▶ [WRITTEN EXERCISE] Copy each line that contains the word "JSON".

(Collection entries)
*****

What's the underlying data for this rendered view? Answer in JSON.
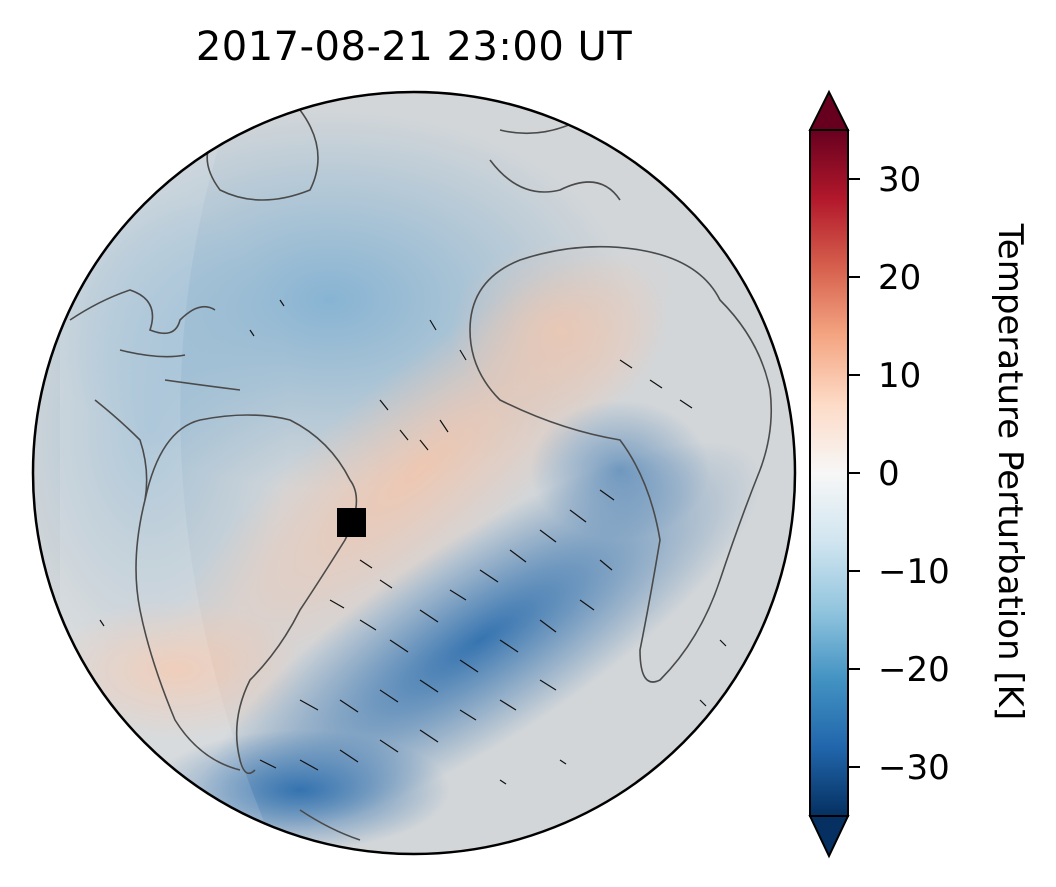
{
  "title": "2017-08-21  23:00 UT",
  "colorbar": {
    "label": "Temperature Perturbation [K]",
    "ticks": [
      {
        "value": 30,
        "label": "30"
      },
      {
        "value": 20,
        "label": "20"
      },
      {
        "value": 10,
        "label": "10"
      },
      {
        "value": 0,
        "label": "0"
      },
      {
        "value": -10,
        "label": "−10"
      },
      {
        "value": -20,
        "label": "−20"
      },
      {
        "value": -30,
        "label": "−30"
      }
    ],
    "range": [
      -35,
      35
    ],
    "colormap": [
      "#053061",
      "#2166ac",
      "#4393c3",
      "#92c5de",
      "#d1e5f0",
      "#f7f7f7",
      "#fddbc7",
      "#f4a582",
      "#d6604d",
      "#b2182b",
      "#67001f"
    ],
    "extend": "both"
  },
  "map": {
    "projection": "orthographic",
    "features": [
      "coastlines",
      "wind-vectors",
      "temperature-perturbation-field"
    ],
    "marker": {
      "shape": "square",
      "color": "#000000"
    }
  }
}
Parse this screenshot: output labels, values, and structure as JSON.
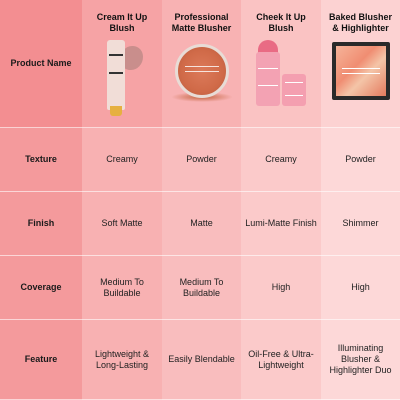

*****

▶ [COMPLETE RESPONSE]
What's the underlying data for this rendered view? Answer in JSON.
Parse this screenshot: output labels, values, and structure as JSON.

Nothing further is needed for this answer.